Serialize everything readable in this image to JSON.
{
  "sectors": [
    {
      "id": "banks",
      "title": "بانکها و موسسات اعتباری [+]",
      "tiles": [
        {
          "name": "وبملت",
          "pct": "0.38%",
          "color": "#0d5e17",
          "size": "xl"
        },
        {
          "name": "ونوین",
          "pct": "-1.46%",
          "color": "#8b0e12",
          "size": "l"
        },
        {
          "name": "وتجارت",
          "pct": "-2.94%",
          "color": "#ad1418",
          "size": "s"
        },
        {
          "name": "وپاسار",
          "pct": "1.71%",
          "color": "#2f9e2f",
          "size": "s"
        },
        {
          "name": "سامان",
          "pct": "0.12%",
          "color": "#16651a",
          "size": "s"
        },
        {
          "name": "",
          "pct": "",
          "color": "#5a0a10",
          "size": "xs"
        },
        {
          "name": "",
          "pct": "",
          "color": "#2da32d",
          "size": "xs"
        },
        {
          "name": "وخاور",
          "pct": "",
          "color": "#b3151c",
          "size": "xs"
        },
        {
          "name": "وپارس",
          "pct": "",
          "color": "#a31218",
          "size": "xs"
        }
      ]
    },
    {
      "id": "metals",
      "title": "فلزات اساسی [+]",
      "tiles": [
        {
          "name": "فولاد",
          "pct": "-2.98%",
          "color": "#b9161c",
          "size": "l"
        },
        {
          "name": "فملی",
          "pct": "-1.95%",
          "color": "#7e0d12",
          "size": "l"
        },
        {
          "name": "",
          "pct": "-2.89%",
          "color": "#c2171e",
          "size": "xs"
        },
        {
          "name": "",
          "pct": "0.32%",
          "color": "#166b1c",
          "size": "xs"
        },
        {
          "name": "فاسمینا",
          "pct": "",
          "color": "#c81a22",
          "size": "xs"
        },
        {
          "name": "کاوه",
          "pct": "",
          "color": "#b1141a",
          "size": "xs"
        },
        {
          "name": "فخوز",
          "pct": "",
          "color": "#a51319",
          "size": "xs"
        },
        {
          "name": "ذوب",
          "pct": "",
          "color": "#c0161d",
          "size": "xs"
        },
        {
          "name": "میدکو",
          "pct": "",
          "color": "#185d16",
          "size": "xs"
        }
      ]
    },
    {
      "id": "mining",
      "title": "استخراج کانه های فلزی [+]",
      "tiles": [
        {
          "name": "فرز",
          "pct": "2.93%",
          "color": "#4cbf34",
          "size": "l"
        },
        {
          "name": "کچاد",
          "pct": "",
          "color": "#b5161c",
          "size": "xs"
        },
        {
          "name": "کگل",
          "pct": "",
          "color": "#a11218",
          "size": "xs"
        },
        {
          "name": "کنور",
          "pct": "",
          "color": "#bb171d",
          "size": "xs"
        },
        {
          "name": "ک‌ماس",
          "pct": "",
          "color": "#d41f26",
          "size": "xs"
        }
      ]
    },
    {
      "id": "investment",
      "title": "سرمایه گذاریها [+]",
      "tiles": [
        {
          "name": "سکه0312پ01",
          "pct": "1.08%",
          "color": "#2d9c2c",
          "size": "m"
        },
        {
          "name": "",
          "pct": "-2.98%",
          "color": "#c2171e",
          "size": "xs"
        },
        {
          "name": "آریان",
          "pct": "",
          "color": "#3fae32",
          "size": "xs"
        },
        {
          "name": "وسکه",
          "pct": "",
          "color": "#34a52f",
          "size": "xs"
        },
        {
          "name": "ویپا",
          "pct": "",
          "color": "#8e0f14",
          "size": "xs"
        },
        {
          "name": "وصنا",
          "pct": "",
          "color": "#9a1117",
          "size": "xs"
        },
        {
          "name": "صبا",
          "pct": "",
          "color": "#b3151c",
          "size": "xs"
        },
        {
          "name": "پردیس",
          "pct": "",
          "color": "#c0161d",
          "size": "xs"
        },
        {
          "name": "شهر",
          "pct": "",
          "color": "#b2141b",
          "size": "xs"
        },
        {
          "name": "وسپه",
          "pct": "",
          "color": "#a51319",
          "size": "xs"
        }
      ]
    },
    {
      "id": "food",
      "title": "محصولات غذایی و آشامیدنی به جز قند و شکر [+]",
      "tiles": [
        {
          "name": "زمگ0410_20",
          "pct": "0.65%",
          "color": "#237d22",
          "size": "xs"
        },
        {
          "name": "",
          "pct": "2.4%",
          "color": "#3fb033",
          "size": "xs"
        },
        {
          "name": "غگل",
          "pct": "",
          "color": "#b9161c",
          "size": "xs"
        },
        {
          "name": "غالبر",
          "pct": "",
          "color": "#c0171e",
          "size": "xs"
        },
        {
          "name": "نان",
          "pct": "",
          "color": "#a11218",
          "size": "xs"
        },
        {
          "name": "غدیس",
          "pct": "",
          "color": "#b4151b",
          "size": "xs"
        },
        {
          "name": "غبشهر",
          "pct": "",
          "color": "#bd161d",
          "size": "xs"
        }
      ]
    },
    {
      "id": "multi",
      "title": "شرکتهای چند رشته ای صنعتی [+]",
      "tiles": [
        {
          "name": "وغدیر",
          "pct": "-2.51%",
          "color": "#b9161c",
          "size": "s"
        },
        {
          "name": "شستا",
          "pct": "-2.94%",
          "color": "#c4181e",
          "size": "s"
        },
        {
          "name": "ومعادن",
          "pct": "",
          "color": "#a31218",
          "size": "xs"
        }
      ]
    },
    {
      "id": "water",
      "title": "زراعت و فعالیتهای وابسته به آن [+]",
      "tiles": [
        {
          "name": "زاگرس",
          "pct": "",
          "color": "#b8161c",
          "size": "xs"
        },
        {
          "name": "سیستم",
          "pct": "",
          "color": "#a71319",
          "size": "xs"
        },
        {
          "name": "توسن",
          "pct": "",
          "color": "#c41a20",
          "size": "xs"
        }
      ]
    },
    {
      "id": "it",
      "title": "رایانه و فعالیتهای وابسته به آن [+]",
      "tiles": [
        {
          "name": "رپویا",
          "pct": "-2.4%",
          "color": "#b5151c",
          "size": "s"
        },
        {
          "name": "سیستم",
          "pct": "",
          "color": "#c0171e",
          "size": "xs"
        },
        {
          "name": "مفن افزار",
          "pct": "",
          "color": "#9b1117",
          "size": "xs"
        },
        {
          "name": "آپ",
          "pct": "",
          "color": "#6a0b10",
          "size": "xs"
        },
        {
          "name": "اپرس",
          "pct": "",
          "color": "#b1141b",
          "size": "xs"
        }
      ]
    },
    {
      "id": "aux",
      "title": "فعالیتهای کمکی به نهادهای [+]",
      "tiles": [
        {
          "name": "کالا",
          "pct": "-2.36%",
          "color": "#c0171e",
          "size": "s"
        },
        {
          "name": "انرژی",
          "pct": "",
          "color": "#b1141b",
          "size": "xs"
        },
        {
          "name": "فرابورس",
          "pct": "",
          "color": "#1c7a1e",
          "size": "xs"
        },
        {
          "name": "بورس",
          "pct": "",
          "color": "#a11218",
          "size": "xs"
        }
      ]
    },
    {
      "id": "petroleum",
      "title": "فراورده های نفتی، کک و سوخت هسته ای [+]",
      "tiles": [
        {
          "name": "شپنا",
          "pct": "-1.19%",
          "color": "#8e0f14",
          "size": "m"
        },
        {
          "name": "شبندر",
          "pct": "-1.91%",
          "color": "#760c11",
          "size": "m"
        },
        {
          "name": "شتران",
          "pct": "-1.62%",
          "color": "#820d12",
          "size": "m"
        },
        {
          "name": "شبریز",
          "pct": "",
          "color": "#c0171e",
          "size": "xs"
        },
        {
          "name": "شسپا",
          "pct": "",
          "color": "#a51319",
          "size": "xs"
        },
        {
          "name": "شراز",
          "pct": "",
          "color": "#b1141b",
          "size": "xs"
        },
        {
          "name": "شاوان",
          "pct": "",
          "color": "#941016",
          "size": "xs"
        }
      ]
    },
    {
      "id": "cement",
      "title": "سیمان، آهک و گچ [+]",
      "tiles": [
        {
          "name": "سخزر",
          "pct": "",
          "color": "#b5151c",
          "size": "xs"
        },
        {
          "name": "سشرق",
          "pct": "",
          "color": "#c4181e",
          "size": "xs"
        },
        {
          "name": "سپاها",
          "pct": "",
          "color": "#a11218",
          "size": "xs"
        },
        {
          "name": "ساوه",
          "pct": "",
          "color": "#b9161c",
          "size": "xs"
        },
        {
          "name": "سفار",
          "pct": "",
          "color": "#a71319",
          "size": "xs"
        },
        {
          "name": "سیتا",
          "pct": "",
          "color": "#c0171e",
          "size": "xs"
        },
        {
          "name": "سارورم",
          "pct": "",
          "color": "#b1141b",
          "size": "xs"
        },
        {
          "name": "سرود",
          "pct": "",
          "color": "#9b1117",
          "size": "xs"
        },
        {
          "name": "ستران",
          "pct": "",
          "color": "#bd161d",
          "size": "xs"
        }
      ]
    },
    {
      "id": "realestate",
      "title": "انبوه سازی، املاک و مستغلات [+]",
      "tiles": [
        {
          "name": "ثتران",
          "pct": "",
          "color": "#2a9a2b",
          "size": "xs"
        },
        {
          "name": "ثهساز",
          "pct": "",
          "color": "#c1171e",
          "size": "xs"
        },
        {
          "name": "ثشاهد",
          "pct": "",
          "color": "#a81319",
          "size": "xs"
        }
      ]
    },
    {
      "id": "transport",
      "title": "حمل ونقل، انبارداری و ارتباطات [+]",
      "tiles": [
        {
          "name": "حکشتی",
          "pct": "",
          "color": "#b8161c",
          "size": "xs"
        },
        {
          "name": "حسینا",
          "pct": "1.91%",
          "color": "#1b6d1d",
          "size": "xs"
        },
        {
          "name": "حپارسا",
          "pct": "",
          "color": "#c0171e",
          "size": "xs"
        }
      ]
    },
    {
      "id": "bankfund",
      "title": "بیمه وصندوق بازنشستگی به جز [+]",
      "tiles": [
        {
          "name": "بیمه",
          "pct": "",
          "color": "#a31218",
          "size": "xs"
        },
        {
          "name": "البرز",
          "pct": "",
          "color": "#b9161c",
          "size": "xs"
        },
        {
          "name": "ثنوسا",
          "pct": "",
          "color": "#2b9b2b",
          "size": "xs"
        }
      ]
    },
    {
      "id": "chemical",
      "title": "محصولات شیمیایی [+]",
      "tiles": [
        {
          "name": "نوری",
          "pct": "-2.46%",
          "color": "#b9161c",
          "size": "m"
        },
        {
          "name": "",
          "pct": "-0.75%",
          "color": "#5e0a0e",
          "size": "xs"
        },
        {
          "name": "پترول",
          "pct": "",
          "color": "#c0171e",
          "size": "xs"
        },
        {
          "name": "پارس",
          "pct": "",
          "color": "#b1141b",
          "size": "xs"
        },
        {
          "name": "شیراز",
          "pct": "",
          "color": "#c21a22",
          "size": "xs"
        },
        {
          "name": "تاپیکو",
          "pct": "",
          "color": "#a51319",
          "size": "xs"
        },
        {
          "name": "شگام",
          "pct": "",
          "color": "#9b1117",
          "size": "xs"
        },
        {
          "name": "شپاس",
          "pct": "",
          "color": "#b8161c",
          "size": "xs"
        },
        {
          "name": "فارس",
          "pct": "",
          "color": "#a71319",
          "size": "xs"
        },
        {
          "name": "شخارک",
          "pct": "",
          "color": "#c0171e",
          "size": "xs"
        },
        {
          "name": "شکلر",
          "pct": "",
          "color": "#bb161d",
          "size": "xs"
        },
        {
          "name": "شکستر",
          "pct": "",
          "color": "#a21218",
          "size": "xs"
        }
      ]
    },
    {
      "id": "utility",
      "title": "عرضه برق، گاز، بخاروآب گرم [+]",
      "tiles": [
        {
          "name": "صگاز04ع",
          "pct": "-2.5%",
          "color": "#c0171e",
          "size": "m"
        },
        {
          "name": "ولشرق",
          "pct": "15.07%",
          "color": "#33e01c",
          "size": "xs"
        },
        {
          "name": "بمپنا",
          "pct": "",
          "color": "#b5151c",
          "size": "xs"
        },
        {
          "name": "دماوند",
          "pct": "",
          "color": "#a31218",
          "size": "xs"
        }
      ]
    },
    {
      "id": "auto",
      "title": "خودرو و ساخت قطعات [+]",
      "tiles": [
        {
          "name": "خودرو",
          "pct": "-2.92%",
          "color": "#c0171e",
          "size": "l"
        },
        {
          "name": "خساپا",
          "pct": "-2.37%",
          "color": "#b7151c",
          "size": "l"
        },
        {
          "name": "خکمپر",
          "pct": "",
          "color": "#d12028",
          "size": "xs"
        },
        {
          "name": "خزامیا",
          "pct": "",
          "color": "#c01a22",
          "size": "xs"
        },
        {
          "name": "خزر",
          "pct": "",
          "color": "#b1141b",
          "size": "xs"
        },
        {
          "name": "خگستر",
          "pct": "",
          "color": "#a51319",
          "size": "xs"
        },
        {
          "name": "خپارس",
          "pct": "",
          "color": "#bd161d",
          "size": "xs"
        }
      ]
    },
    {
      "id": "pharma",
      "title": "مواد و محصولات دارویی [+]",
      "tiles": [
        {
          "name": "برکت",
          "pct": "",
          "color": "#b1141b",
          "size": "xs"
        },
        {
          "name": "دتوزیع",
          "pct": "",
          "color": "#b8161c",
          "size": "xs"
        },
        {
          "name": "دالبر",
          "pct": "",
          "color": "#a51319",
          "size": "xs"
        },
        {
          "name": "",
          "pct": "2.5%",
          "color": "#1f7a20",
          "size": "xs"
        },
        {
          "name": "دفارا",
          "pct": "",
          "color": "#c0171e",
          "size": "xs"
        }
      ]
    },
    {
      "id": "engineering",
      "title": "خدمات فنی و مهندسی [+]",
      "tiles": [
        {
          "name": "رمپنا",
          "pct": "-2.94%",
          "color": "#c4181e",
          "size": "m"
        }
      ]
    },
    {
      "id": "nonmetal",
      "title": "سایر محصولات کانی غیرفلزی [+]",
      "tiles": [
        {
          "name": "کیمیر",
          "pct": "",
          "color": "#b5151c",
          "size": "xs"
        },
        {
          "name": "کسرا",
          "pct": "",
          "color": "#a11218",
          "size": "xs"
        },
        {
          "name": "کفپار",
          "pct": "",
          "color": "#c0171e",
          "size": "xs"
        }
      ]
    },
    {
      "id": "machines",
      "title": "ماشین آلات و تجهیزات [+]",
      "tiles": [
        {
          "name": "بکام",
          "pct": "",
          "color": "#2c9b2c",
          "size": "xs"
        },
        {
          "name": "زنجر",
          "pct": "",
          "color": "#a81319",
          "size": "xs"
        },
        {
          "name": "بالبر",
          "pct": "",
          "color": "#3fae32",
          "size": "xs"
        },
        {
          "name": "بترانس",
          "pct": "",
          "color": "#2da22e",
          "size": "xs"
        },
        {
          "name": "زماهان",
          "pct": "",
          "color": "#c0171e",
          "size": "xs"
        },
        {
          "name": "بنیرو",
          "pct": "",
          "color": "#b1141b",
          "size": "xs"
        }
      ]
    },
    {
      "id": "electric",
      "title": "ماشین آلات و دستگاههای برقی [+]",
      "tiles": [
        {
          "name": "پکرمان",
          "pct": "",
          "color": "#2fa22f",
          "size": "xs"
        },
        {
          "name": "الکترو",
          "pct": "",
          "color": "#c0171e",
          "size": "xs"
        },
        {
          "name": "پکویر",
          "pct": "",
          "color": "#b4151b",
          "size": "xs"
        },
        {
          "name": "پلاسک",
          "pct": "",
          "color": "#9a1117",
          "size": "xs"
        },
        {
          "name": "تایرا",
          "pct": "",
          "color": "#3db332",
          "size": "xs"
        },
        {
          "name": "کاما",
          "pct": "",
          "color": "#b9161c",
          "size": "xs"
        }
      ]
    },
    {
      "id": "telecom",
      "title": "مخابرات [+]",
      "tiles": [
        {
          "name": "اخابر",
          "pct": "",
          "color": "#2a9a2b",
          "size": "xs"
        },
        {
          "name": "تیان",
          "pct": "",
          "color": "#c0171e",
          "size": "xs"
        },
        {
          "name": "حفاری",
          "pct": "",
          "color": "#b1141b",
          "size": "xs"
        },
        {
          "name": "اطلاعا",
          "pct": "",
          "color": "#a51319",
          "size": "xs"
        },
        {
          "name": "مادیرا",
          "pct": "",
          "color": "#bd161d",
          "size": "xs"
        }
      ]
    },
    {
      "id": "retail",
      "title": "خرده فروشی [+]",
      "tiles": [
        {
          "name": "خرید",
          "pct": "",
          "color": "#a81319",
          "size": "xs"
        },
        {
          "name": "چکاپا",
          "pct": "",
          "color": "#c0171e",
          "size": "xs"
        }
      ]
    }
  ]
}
++++++
AIM OF THE EXERCISE: Only the number is wanted: how many lines of these entries contain the string "محصولات"?

PROBLEM SOLUTION: 4